* **PAGE TEXT**:
######

Pig iron is a metal produced from iron ore in a blast furnace. It is 92% iron and 3% carbon and also contains small amounts of manganese, silicone, phosphorus, sulfur and other impurities. Pig iron is further refined in a furnace and converted into steel. The name comes from the piglike shape of the troughs which the molten iron was poured into.

Cold Duck is a sparkling wine first made in 1937 by Harold Borgman, a Detroit winery owner. It was a mixture of Mosel wine, Rhine wine and champagne, seasoned with mint and lemon. It was called Kaltes Ende ("cold end" in German) but over the years so many people mispronounced it as Kalte Ente, the name of the wine became the American translation of Kalte Ente: "Cold Duck."

Aaron Spelling (1923-2006) was the producer of Charlie's Angels, Charmed, Dynasty, The Love Boat, The Rookies, The Mod Squad, Beverly Hills 90210, Jane's House, Sunset Beach, 7th Heaven and The San Pedro Beach Bums. Whew! From 1953 to 1964, he was married to Carolyn Jones, who was most famous as Morticia Addams on The Addams Family.

Today's puzzle included some relatively obscure names: ENZI ("Longtime Wyoming senator Mike"), EHLE ("Jennifer of Zero Dark Thirty"), ORSER ("Brian who has coached two Olympic skating gold medalists") and AVA ("Director DuVernay" -- at least the clue was something besides the much overused clue "Actress Gardner"). "Spunkmeyer of cookie fame" is OTIS -- and I'm guessing that most of us are more familiar with the name of Otis Spunkmeyer than those four previous names.

And thus ends the discussion of today's puzzle. Perhaps you were expecting more -- but that's the way the cookie crumbles.

######

* **RECORDED DATA**:
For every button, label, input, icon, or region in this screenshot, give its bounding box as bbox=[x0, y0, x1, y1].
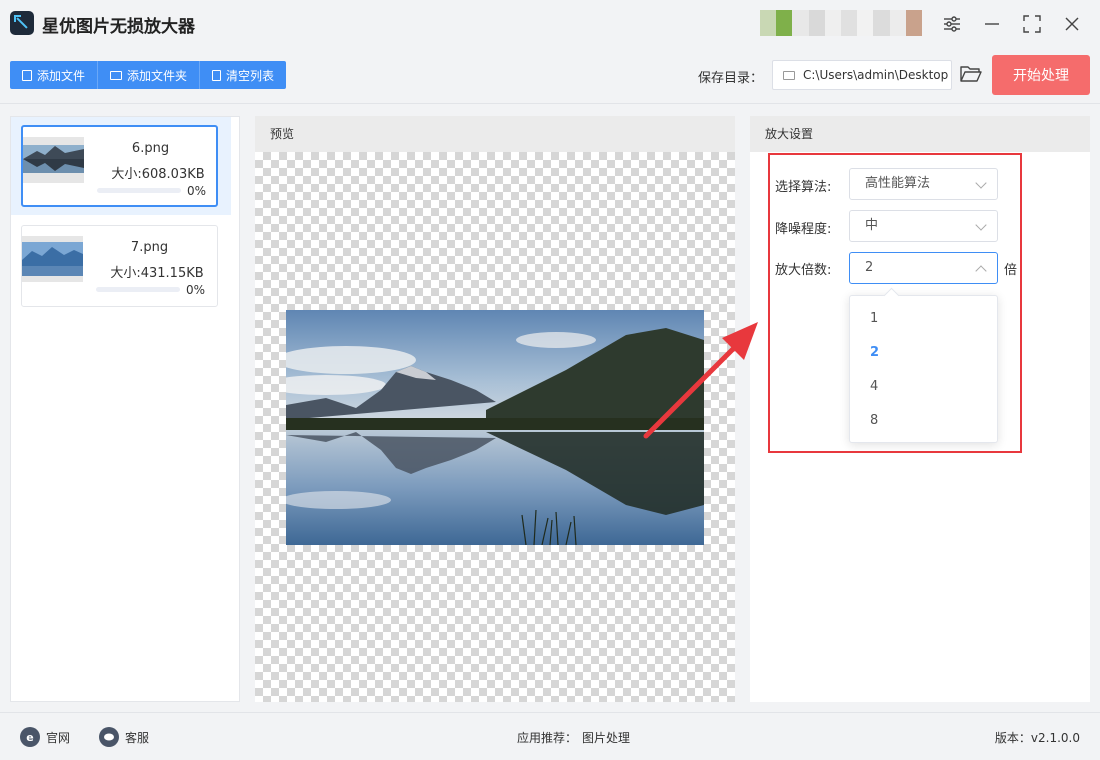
preview-title: 预览 bbox=[255, 116, 735, 152]
file-thumbnail bbox=[22, 236, 83, 282]
add-folder-label: 添加文件夹 bbox=[127, 68, 188, 83]
file-icon bbox=[22, 69, 32, 81]
save-dir-field[interactable]: C:\Users\admin\Desktop bbox=[772, 60, 952, 90]
file-card[interactable]: 6.png 大小:608.03KB 0% bbox=[21, 125, 218, 207]
file-list-item[interactable]: 6.png 大小:608.03KB 0% bbox=[11, 117, 231, 215]
toolbar: 添加文件 添加文件夹 清空列表 保存目录： C:\Users\admin\Des… bbox=[0, 48, 1100, 104]
progress-text: 0% bbox=[187, 184, 207, 198]
recommend-link[interactable]: 图片处理 bbox=[582, 729, 630, 746]
ie-icon: e bbox=[20, 727, 40, 747]
footer: e 官网 客服 应用推荐： 图片处理 版本：v2.1.0.0 bbox=[0, 712, 1100, 760]
file-button-group: 添加文件 添加文件夹 清空列表 bbox=[10, 61, 287, 89]
file-name: 7.png bbox=[130, 240, 169, 255]
title-bar: 星优图片无损放大器 bbox=[0, 0, 1100, 48]
version-text: 版本：v2.1.0.0 bbox=[994, 731, 1080, 745]
app-title: 星优图片无损放大器 bbox=[42, 17, 195, 37]
clear-list-label: 清空列表 bbox=[226, 68, 275, 83]
service-label: 客服 bbox=[125, 730, 150, 745]
start-button[interactable]: 开始处理 bbox=[992, 55, 1090, 95]
app-logo-icon bbox=[10, 11, 34, 35]
progress-bar bbox=[96, 287, 180, 292]
recommend-label: 应用推荐： bbox=[517, 731, 578, 745]
open-folder-icon[interactable] bbox=[960, 65, 982, 83]
save-dir-label: 保存目录： bbox=[698, 71, 764, 86]
folder-icon bbox=[783, 70, 795, 80]
service-link[interactable]: 客服 bbox=[99, 727, 149, 747]
file-list-item[interactable]: 7.png 大小:431.15KB 0% bbox=[11, 217, 231, 315]
website-link[interactable]: e 官网 bbox=[20, 727, 70, 747]
annotation-highlight-box bbox=[768, 153, 1022, 453]
file-name: 6.png bbox=[131, 141, 170, 156]
user-avatar[interactable] bbox=[760, 10, 923, 36]
add-folder-button[interactable]: 添加文件夹 bbox=[98, 61, 201, 89]
file-card[interactable]: 7.png 大小:431.15KB 0% bbox=[21, 225, 218, 307]
preview-canvas bbox=[255, 152, 735, 702]
file-size: 大小:431.15KB bbox=[110, 266, 204, 281]
close-icon[interactable] bbox=[1060, 12, 1084, 36]
add-file-button[interactable]: 添加文件 bbox=[10, 61, 99, 89]
file-size: 大小:608.03KB bbox=[111, 167, 205, 182]
settings-icon[interactable] bbox=[940, 12, 964, 36]
settings-title: 放大设置 bbox=[750, 116, 1090, 152]
add-file-label: 添加文件 bbox=[37, 68, 86, 83]
preview-image bbox=[286, 310, 704, 545]
save-dir-value: C:\Users\admin\Desktop bbox=[803, 68, 949, 82]
folder-icon bbox=[110, 70, 123, 80]
trash-icon bbox=[212, 69, 222, 81]
progress-bar bbox=[97, 188, 181, 193]
website-label: 官网 bbox=[46, 730, 71, 745]
progress-text: 0% bbox=[186, 283, 206, 297]
clear-list-button[interactable]: 清空列表 bbox=[200, 61, 287, 89]
file-thumbnail bbox=[23, 137, 84, 183]
maximize-icon[interactable] bbox=[1020, 12, 1044, 36]
chat-icon bbox=[99, 727, 119, 747]
minimize-icon[interactable] bbox=[980, 12, 1004, 36]
file-list: 6.png 大小:608.03KB 0% 7.png 大小:431.15KB 0… bbox=[10, 116, 240, 702]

######

Using the crossword commentary, explain why the sparkling wine first made in 1937 ended up with the name "Cold Duck." The records play no part in the work here.

The wine was originally called Kaltes Ende, German for "cold end." Over the years so many people mispronounced it as Kalte Ente that the name became the American translation of Kalte Ente, "Cold Duck."